UnaryOp Type

Defines a new op implementing a unary function and its derivatives. Instances of this class are used with the Tensor.Op method to define a new differentiable tensor function that supports forward, reverse, and nested differentiation.

This type represents the most generic definition of a new op representing a unary function, allowing the specification of: (1) the RawTensor operation, (2) the derivative propagation rule for the forward differentiation mode and (3) the derivative propagation rule for the reverse differentiation mode.

In general, if you are implementing a simple elementwise op, you should prefer using the UnaryOpElementwise type, which is much simpler to use.

Example

 { new UnaryOp("transpose") with
     member _.fRaw(a) = a.TransposeT2()
     member _.ad_dfda(a,ad,f) = ad.transpose()
     member _.fd_dfda(a,f,fd) = fd.transpose()
 }

Constructors

Constructor Description

UnaryOp(name)

Full Usage: UnaryOp(name)

**Task brief**
Translate this sentence from the UnaryOp documentation into Spanish: "In general, if you are implementing a simple elementwise op, you should prefer using the UnaryOpElementwise type, which is much simpler to use." The data after this point is separate from the UnaryOp documentation.

**Stored data**

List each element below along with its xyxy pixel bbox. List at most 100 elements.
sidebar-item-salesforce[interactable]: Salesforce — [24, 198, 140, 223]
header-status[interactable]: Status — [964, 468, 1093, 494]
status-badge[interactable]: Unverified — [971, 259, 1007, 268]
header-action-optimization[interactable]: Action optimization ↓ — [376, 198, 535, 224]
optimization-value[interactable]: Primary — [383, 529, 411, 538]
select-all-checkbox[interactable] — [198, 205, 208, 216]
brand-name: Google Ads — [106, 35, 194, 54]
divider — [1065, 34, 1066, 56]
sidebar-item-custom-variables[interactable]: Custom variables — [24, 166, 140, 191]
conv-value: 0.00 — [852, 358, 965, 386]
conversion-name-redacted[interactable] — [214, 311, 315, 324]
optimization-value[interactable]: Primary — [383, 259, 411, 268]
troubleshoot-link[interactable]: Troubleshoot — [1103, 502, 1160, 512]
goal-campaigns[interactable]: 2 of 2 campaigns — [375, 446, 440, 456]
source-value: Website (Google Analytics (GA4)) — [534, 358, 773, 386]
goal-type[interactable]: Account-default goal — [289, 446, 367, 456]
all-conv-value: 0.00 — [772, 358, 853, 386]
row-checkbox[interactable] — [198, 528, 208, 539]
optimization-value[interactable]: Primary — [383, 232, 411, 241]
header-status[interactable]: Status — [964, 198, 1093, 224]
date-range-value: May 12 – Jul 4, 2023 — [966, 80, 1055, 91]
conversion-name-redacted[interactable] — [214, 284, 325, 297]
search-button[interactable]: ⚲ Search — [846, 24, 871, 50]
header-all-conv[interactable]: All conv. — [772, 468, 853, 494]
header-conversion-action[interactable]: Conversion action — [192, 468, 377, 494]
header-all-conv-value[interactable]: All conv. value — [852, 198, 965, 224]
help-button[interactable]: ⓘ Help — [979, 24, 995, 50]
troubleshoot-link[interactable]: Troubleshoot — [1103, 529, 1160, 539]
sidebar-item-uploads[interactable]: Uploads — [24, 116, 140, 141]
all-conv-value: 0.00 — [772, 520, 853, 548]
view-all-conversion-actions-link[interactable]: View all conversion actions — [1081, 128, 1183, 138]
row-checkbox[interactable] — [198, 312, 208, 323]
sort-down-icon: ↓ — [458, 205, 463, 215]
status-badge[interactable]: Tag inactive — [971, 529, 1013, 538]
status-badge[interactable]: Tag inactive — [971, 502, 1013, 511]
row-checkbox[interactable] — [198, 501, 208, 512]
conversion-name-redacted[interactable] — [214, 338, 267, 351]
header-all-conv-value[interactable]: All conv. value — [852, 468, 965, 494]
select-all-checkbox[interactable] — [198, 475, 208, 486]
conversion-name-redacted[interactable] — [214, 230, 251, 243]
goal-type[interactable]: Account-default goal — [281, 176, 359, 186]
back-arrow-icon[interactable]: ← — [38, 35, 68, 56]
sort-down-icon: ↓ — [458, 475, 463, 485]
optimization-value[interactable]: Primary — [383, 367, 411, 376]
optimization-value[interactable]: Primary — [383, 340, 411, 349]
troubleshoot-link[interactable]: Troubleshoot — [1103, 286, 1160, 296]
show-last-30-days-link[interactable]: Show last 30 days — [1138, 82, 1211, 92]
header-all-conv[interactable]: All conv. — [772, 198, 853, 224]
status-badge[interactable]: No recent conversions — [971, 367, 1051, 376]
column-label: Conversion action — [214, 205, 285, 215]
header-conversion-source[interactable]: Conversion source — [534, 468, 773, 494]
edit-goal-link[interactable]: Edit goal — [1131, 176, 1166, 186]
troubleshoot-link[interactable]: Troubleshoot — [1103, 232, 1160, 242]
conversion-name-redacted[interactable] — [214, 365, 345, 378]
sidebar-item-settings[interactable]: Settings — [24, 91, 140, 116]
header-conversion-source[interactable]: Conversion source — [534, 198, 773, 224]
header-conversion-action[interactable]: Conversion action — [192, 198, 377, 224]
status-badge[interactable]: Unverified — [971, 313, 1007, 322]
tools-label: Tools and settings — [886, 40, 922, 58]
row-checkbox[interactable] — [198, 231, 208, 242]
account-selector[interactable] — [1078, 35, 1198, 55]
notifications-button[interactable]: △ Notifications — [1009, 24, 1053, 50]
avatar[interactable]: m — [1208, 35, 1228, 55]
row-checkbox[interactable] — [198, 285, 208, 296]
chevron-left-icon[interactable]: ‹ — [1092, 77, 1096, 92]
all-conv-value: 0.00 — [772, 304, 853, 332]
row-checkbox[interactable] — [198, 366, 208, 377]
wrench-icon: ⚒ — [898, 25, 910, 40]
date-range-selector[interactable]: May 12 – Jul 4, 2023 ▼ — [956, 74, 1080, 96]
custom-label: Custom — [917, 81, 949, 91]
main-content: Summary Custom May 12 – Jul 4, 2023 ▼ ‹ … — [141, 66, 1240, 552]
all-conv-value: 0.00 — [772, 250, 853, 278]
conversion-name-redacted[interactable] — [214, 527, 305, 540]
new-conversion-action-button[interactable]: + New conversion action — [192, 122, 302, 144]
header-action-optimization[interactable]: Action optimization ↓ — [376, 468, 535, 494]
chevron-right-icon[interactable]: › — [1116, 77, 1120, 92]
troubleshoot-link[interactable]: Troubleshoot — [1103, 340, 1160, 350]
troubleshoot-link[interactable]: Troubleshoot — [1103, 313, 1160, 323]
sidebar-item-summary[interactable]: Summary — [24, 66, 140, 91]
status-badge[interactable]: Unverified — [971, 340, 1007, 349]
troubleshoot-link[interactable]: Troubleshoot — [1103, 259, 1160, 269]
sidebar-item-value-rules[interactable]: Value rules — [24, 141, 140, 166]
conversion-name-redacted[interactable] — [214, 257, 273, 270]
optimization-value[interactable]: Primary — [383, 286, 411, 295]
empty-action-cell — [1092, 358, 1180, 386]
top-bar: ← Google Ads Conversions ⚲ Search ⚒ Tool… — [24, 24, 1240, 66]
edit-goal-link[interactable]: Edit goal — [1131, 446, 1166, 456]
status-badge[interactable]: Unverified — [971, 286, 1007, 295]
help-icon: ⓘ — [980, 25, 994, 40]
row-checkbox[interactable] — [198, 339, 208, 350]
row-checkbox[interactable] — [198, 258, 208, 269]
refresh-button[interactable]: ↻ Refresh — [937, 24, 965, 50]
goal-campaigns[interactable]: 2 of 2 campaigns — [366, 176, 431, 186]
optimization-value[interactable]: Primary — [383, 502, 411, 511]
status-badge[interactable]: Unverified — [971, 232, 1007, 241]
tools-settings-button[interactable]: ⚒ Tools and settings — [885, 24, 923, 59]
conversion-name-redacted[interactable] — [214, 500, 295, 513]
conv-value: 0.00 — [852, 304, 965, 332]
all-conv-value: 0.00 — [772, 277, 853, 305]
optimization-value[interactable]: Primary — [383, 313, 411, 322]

**The reply**
En general, si está implementando una operación simple elemento a elemento, debería preferir usar el tipo UnaryOpElementwise, que es mucho más sencillo de usar.